* BEGIN MATERIAL TO PROCESS *
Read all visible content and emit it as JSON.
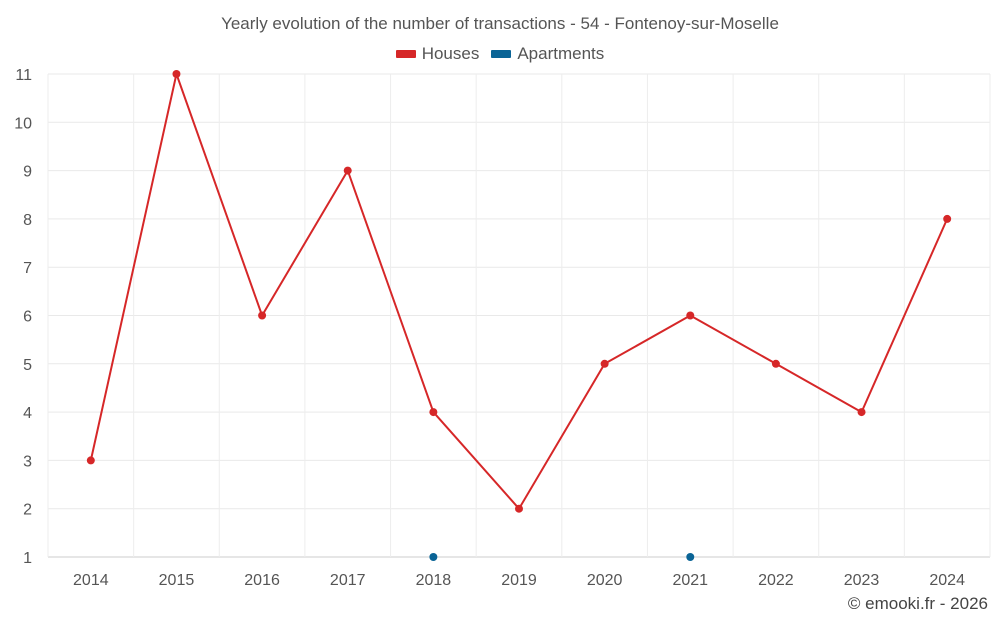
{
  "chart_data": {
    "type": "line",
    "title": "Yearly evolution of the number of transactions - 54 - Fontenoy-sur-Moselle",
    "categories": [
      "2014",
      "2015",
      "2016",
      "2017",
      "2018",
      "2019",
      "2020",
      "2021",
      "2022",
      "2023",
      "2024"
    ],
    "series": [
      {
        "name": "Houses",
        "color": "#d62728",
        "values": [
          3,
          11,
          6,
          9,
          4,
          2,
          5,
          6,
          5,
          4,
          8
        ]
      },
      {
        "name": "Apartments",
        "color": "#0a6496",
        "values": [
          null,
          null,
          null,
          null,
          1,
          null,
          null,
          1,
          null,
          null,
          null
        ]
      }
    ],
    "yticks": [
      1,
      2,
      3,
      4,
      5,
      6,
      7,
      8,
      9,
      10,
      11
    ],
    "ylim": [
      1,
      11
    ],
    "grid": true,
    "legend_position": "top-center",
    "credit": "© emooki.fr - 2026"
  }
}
* END MATERIAL TO PROCESS *
* BEGIN MATERIAL TO PROCESS *
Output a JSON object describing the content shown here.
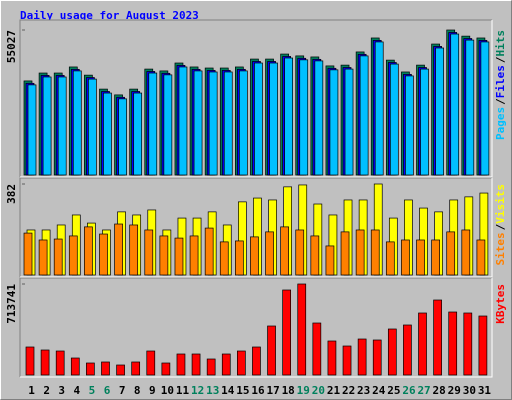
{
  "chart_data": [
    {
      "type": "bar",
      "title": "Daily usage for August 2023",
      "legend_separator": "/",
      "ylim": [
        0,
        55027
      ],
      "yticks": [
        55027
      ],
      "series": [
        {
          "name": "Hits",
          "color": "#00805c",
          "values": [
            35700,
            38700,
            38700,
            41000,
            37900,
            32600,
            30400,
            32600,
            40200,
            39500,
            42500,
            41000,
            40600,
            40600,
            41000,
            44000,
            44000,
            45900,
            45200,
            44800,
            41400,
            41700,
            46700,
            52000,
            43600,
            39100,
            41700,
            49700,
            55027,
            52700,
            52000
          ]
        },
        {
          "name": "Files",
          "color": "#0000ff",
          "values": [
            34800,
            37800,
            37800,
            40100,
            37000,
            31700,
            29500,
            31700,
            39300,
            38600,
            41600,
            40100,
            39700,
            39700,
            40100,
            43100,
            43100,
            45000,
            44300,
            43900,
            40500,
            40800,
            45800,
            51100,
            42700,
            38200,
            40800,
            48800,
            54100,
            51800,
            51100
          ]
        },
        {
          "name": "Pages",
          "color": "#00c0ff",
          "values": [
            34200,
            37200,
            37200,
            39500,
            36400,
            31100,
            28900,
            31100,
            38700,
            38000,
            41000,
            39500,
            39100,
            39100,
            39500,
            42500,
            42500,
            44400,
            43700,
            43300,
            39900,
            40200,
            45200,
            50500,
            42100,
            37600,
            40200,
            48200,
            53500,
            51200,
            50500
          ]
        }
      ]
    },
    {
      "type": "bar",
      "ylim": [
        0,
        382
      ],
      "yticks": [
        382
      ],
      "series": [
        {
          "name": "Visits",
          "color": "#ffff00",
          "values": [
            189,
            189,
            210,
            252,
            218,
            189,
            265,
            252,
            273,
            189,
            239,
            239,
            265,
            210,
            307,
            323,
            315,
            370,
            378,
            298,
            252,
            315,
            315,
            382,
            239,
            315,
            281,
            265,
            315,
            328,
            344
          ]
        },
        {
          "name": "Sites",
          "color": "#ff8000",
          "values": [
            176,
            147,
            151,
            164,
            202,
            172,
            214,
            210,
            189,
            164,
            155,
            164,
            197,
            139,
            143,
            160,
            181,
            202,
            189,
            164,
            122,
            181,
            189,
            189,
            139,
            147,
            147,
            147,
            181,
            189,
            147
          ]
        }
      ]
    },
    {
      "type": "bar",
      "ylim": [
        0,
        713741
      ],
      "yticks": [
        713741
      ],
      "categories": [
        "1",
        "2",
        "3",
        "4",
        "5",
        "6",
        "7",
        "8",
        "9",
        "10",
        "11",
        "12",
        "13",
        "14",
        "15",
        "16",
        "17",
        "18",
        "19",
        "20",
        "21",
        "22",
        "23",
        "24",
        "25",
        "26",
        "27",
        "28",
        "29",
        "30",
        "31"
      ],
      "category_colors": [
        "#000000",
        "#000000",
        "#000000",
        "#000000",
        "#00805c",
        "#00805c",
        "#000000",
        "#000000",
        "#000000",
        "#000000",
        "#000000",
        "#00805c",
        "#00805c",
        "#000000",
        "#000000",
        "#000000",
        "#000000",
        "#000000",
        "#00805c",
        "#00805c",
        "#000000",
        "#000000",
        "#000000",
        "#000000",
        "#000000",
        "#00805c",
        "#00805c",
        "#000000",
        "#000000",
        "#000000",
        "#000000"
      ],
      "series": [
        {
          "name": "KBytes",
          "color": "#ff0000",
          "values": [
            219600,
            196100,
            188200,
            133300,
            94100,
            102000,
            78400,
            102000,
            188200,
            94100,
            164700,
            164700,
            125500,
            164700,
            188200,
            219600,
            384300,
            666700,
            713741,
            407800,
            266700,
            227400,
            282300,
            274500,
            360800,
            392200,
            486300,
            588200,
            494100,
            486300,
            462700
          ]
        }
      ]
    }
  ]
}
* END MATERIAL TO PROCESS *
SHORT PROBLEM: Give nothing but the count of lines in the listing above that hold the string "content".

EXERCISE ANSWER: 2